» Collected data
- - - - - - -

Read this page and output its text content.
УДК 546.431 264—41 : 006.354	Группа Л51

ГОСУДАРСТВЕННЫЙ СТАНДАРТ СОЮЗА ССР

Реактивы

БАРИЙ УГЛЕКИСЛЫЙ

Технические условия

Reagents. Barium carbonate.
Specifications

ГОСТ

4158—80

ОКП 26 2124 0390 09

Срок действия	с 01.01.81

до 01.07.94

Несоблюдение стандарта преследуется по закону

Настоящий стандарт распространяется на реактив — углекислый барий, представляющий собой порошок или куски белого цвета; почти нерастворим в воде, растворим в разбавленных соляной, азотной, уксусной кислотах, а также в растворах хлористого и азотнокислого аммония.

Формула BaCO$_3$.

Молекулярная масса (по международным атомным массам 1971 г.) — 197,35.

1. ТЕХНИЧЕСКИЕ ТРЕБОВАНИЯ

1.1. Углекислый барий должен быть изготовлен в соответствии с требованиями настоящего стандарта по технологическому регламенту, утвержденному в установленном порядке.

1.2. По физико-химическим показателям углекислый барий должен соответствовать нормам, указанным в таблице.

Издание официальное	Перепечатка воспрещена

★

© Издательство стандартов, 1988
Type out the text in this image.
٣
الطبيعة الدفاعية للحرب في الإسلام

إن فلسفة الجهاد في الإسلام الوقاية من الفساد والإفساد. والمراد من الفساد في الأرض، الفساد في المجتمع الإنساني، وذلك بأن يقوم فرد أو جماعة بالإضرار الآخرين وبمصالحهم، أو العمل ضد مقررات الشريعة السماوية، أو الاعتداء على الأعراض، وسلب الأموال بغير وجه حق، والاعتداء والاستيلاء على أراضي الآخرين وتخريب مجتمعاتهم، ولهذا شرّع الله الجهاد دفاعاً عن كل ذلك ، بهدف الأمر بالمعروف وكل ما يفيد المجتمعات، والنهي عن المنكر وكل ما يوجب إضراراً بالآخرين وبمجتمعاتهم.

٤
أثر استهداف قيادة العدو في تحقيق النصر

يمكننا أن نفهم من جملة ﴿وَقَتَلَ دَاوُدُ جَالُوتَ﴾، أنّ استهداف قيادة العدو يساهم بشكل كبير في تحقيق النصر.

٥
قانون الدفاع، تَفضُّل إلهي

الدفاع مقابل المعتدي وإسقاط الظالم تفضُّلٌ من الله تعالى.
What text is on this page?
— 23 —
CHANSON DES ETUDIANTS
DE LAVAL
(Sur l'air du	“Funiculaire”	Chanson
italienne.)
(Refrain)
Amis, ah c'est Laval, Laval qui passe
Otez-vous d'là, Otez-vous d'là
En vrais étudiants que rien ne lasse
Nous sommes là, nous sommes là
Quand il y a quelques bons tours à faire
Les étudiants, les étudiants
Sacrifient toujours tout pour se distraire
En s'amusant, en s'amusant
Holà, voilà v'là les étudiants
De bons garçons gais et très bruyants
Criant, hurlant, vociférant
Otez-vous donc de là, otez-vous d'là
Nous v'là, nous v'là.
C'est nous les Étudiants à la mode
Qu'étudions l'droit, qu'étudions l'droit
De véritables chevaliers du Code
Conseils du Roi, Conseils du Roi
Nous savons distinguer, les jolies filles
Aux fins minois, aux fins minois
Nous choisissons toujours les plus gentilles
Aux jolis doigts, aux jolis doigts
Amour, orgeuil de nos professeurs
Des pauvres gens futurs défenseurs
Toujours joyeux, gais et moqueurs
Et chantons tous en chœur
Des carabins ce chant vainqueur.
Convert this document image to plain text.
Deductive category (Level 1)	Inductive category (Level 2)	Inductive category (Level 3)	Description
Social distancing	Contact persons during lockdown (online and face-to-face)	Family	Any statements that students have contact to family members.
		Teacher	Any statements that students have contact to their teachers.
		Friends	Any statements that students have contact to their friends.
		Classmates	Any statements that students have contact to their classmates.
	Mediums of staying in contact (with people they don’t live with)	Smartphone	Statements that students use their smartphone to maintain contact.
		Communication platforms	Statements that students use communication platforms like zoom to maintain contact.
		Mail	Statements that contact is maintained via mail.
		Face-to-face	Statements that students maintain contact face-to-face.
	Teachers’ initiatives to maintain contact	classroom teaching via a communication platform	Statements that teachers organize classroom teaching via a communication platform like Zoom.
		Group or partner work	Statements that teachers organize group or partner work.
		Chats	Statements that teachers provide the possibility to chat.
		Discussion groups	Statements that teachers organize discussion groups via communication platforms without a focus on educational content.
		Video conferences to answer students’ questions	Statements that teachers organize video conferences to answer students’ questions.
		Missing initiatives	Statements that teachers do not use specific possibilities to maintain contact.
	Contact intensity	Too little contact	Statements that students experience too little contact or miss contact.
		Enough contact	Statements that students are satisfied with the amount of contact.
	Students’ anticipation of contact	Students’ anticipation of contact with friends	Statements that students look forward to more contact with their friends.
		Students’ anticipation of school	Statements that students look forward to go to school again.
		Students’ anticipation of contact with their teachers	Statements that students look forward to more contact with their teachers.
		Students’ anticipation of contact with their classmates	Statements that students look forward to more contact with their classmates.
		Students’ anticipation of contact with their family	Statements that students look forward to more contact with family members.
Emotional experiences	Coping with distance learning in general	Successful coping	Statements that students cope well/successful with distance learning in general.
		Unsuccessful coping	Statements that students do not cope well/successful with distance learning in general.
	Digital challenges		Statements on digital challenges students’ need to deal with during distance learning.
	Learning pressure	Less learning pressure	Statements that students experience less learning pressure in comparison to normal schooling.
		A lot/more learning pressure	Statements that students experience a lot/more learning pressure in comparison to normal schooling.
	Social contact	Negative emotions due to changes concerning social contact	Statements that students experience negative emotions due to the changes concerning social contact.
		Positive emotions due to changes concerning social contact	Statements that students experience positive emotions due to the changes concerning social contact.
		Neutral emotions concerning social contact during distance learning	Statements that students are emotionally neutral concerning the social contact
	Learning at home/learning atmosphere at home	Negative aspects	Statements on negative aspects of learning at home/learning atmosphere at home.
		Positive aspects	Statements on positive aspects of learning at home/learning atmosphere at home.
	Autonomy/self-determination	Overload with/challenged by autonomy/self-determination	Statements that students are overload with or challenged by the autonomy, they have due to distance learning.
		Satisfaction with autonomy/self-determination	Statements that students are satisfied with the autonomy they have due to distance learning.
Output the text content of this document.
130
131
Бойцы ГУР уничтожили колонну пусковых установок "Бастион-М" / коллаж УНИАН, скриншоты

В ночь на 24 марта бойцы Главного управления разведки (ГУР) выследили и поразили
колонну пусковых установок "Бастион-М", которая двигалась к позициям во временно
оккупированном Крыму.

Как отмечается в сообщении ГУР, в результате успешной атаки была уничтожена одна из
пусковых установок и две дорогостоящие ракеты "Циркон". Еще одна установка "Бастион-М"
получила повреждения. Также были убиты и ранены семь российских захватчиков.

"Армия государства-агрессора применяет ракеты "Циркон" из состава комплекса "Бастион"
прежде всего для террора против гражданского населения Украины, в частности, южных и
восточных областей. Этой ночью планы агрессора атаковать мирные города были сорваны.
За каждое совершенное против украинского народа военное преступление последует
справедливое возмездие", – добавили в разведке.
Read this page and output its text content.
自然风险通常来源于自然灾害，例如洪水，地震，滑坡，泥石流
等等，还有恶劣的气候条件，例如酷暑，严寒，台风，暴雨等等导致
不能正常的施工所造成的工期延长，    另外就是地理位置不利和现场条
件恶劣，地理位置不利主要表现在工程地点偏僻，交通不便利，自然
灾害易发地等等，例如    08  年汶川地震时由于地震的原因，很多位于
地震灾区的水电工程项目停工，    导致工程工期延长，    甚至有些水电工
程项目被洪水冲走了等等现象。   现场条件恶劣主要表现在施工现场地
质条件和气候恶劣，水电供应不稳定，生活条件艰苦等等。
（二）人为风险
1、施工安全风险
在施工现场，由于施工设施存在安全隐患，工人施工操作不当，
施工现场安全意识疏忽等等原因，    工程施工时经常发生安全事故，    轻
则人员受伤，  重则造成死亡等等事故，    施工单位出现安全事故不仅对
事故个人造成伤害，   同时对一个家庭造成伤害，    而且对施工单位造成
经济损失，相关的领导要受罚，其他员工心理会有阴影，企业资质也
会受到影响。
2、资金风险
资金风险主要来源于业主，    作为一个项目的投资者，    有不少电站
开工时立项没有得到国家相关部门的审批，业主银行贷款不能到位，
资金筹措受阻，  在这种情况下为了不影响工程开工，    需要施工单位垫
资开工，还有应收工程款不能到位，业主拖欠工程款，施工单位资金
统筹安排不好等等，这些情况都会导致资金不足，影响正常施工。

- - - - - - -

» WHAT TO WORK ON
From the entries above, select each line containing the string "changes".

» THE COMPLETED TASK
	Social contact	Negative emotions due to changes concerning social contact	Statements that students experience negative emotions due to the changes concerning social contact.
		Positive emotions due to changes concerning social contact	Statements that students experience positive emotions due to the changes concerning social contact.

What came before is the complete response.